Write out every entry exactly as it appears.

Some records >>
■ ■ ■

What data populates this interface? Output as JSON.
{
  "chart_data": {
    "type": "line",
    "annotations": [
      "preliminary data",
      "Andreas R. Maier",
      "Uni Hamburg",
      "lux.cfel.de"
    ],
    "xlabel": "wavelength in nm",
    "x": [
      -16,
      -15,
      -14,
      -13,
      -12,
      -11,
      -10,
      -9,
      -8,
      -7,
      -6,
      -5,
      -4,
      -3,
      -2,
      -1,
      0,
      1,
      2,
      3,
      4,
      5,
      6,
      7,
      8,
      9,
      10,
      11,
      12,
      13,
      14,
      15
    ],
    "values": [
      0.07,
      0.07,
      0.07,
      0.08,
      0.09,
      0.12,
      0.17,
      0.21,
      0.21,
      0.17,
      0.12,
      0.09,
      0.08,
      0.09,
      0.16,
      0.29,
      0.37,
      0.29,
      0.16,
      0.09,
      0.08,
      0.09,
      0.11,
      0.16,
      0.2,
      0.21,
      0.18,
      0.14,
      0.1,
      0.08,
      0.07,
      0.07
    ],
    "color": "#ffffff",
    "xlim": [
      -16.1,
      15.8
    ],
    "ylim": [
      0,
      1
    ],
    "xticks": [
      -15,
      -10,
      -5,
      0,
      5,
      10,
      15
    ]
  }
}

■ ■ ■

OUTPUT OF THE EXERCISE >>
What data populates this interface? Output as JSON.
{
  "chart_data": {
    "type": "line",
    "annotations": [
      "preliminary data",
      "Andreas R. Maier",
      "Uni Hamburg",
      "lux.cfel.de"
    ],
    "xlabel": "wavelength in nm",
    "x": [
      -16,
      -15,
      -14,
      -13,
      -12,
      -11,
      -10,
      -9,
      -8,
      -7,
      -6,
      -5,
      -4,
      -3,
      -2,
      -1,
      0,
      1,
      2,
      3,
      4,
      5,
      6,
      7,
      8,
      9,
      10,
      11,
      12,
      13,
      14,
      15
    ],
    "values": [
      0.07,
      0.07,
      0.07,
      0.08,
      0.09,
      0.12,
      0.17,
      0.21,
      0.21,
      0.17,
      0.12,
      0.09,
      0.08,
      0.09,
      0.16,
      0.29,
      0.37,
      0.29,
      0.16,
      0.09,
      0.08,
      0.09,
      0.11,
      0.16,
      0.2,
      0.21,
      0.18,
      0.14,
      0.1,
      0.08,
      0.07,
      0.07
    ],
    "color": "#ffffff",
    "xlim": [
      -16.1,
      15.8
    ],
    "ylim": [
      0,
      1
    ],
    "xticks": [
      -15,
      -10,
      -5,
      0,
      5,
      10,
      15
    ]
  }
}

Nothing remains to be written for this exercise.